§ YOUR TASK
Go through the material and pull out every line with the string "EXTRACT" in it.

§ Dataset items
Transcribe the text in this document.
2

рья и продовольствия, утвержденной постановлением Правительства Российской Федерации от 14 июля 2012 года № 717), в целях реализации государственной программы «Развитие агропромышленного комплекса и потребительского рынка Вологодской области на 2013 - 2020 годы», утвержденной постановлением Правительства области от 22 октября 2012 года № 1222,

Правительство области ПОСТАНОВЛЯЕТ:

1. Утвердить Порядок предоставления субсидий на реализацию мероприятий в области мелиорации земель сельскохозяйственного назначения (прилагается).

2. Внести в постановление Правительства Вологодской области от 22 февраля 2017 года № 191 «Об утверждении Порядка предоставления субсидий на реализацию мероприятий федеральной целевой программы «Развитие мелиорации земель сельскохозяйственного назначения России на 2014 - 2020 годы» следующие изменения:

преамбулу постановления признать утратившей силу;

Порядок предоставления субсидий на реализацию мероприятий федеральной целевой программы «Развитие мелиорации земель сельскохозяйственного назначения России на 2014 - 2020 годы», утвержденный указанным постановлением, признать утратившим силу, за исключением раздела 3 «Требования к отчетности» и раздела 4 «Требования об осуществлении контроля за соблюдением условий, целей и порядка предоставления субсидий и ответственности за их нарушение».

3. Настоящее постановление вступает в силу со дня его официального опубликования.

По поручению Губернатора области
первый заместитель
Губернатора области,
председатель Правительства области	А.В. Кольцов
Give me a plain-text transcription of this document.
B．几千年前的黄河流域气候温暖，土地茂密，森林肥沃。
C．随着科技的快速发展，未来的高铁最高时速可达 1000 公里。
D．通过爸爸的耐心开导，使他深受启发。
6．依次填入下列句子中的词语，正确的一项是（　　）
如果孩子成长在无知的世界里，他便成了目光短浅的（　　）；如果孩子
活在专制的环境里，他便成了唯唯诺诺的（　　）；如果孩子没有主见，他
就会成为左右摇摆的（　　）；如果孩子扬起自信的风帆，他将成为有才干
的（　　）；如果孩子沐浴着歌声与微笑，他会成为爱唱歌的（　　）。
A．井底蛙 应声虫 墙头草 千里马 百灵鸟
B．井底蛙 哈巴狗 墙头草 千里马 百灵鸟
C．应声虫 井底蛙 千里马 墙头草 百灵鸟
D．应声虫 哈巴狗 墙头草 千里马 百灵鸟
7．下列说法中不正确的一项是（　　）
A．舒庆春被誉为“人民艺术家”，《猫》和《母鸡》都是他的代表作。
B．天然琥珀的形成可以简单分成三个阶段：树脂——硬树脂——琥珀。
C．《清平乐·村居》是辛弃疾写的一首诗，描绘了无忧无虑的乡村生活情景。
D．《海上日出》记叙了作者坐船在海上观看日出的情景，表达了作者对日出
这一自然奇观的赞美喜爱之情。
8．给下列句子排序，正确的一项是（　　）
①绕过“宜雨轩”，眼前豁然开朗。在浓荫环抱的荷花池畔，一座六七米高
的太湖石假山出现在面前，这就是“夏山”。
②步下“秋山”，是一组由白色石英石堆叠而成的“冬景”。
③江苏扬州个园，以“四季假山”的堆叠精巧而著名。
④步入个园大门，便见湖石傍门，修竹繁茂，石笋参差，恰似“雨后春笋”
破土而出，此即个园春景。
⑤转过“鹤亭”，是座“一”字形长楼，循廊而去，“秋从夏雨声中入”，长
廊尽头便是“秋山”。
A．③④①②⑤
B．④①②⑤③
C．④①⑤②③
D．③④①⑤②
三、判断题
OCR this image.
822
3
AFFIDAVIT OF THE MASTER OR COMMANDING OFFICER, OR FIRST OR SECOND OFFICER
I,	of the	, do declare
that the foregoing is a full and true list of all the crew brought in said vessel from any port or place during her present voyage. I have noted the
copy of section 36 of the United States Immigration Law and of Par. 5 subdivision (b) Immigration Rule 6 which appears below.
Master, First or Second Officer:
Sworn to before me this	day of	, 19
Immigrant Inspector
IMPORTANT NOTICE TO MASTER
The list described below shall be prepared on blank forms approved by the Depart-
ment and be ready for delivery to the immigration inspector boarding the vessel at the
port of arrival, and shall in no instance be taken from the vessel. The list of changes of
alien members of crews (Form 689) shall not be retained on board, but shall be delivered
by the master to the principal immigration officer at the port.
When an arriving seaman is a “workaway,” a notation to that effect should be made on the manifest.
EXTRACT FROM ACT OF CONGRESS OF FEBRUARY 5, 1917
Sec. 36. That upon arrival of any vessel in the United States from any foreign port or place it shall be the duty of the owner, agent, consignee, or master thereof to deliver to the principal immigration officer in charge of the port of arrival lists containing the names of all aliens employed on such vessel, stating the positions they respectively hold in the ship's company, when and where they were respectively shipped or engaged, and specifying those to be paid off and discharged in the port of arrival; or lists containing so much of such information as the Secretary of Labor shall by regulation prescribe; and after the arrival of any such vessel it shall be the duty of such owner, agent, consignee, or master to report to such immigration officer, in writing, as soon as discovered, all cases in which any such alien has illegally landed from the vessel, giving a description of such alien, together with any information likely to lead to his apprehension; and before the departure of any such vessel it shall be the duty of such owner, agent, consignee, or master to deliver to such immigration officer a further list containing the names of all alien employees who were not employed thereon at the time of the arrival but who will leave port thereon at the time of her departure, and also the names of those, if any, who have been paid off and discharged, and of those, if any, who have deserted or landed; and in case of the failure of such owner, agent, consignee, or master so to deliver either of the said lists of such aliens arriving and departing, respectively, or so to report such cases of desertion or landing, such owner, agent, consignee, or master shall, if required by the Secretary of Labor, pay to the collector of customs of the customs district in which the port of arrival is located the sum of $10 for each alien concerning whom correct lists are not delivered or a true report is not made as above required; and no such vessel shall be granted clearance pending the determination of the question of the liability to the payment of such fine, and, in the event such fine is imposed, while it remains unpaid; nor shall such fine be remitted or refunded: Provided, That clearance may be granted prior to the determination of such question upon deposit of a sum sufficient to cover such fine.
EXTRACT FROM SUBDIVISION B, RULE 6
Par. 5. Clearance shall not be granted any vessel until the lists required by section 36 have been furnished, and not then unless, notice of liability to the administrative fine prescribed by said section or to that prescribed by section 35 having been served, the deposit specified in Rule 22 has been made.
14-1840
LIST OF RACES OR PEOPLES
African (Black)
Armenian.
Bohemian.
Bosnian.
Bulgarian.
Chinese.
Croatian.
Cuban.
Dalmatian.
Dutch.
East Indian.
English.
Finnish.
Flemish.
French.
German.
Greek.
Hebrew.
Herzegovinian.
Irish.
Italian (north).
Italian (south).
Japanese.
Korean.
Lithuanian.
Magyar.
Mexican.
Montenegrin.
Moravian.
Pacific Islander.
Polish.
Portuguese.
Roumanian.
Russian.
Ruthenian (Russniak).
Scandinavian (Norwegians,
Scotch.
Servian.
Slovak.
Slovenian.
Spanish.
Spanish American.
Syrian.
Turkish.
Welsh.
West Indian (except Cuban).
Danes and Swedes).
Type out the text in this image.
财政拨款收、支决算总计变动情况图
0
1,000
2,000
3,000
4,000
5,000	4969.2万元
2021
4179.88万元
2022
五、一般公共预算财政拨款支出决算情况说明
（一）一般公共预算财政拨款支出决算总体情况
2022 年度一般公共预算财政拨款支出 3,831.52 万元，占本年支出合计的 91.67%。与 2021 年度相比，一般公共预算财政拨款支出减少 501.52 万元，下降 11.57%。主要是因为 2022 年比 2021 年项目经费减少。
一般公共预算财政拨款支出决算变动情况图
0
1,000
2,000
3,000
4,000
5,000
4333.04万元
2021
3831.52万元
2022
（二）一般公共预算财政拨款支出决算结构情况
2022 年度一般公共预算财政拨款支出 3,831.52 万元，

§ SOLUTION FOR THIS PROBLEM
EXTRACT FROM ACT OF CONGRESS OF FEBRUARY 5, 1917
EXTRACT FROM SUBDIVISION B, RULE 6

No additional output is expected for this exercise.